> Description of the task
Copy each record exactly as it reads, leaving out any pictures it holds.

> Supplied records
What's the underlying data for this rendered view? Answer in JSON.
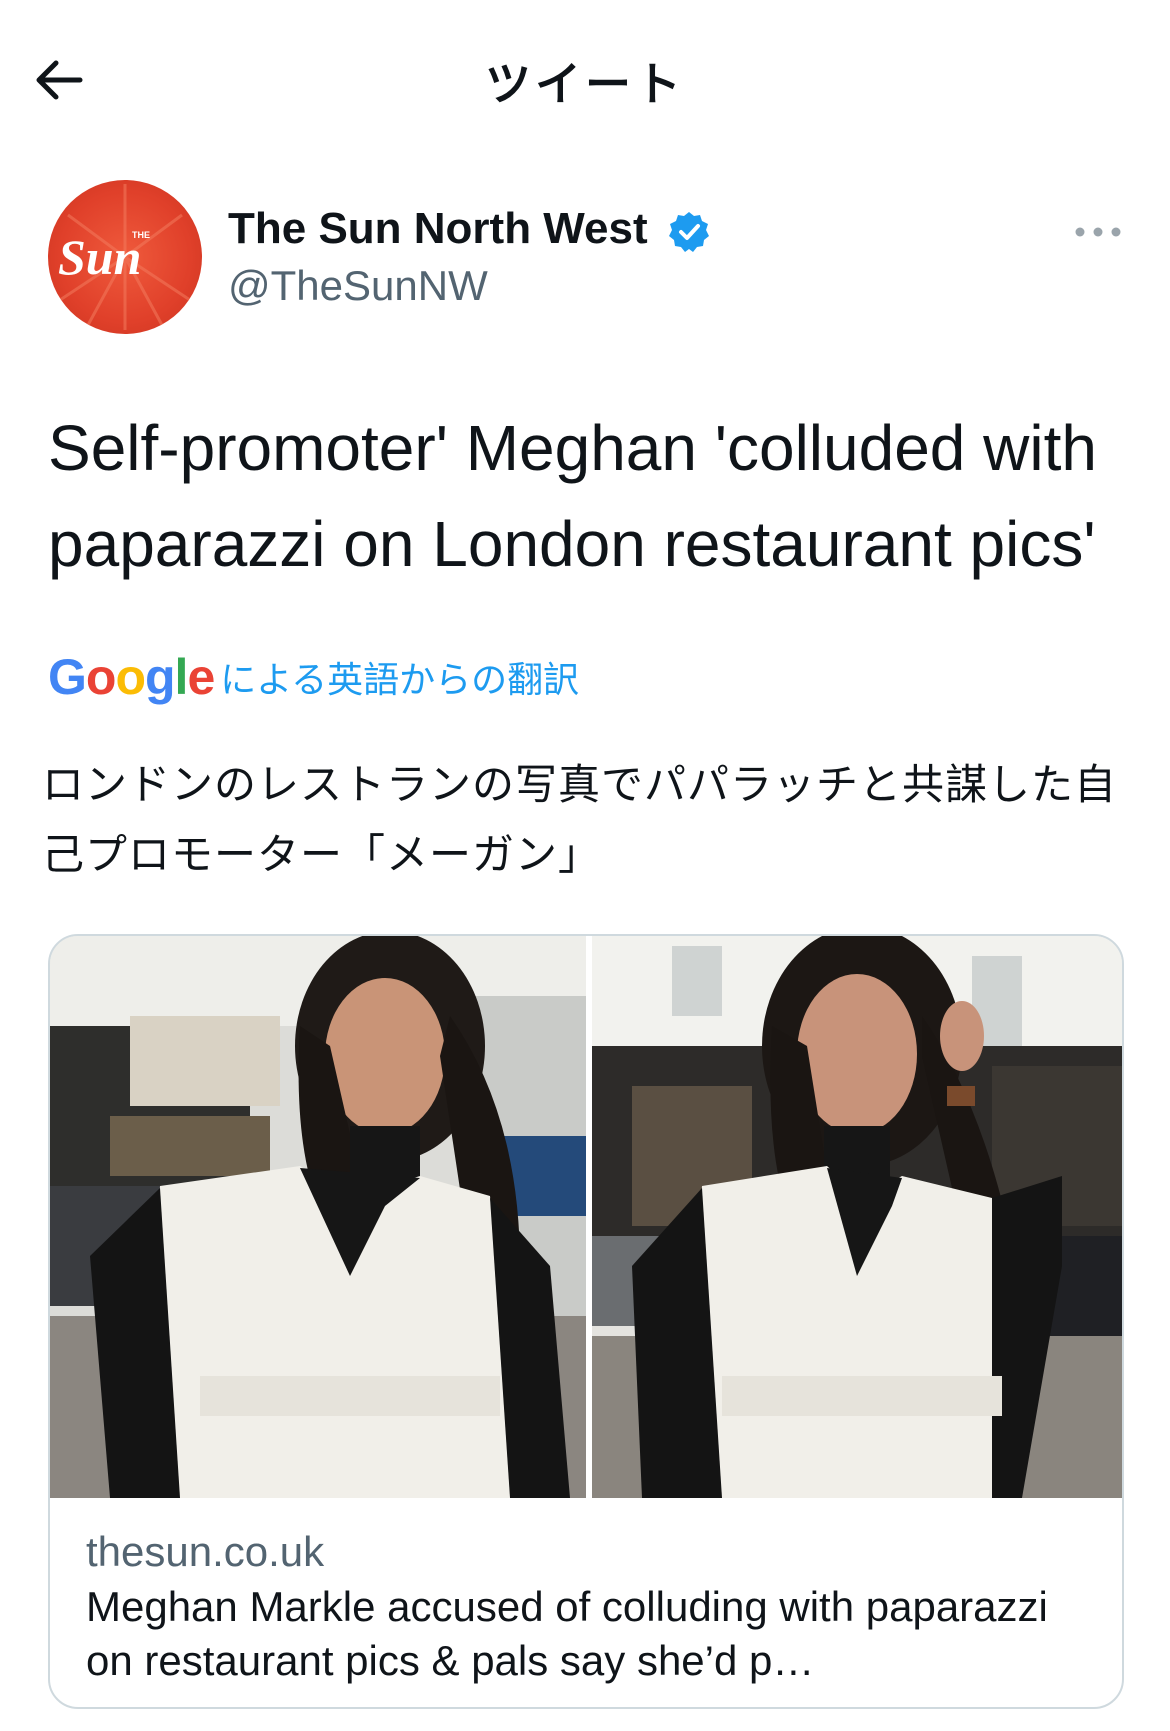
{
  "header": {
    "back_label": "Back",
    "title": "ツイート"
  },
  "account": {
    "avatar_text": "Sun",
    "avatar_small_text": "THE",
    "display_name": "The Sun North West",
    "handle": "@TheSunNW",
    "verified": true
  },
  "tweet": {
    "text": "Self-promoter' Meghan 'colluded with paparazzi on London restaurant pics'"
  },
  "translation": {
    "provider": "Google",
    "label": "による英語からの翻訳",
    "text": "ロンドンのレストランの写真でパパラッチと共謀した自己プロモーター「メーガン」"
  },
  "card": {
    "domain": "thesun.co.uk",
    "title": "Meghan Markle accused of colluding with paparazzi on restaurant pics & pals say she’d p…"
  },
  "colors": {
    "accent": "#1d9bf0",
    "text": "#0f1419",
    "secondary_text": "#536471",
    "border": "#cfd9de",
    "brand_red": "#e0402a"
  },
  "icons": {
    "back": "arrow-left-icon",
    "verified": "verified-badge-icon",
    "more": "more-horizontal-icon"
  }
}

> Answer to this task
What's the underlying data for this rendered view? Answer in JSON.
{
  "header": {
    "back_label": "Back",
    "title": "ツイート"
  },
  "account": {
    "avatar_text": "Sun",
    "avatar_small_text": "THE",
    "display_name": "The Sun North West",
    "handle": "@TheSunNW",
    "verified": true
  },
  "tweet": {
    "text": "Self-promoter' Meghan 'colluded with paparazzi on London restaurant pics'"
  },
  "translation": {
    "provider": "Google",
    "label": "による英語からの翻訳",
    "text": "ロンドンのレストランの写真でパパラッチと共謀した自己プロモーター「メーガン」"
  },
  "card": {
    "domain": "thesun.co.uk",
    "title": "Meghan Markle accused of colluding with paparazzi on restaurant pics & pals say she’d p…"
  },
  "colors": {
    "accent": "#1d9bf0",
    "text": "#0f1419",
    "secondary_text": "#536471",
    "border": "#cfd9de",
    "brand_red": "#e0402a"
  },
  "icons": {
    "back": "arrow-left-icon",
    "verified": "verified-badge-icon",
    "more": "more-horizontal-icon"
  }
}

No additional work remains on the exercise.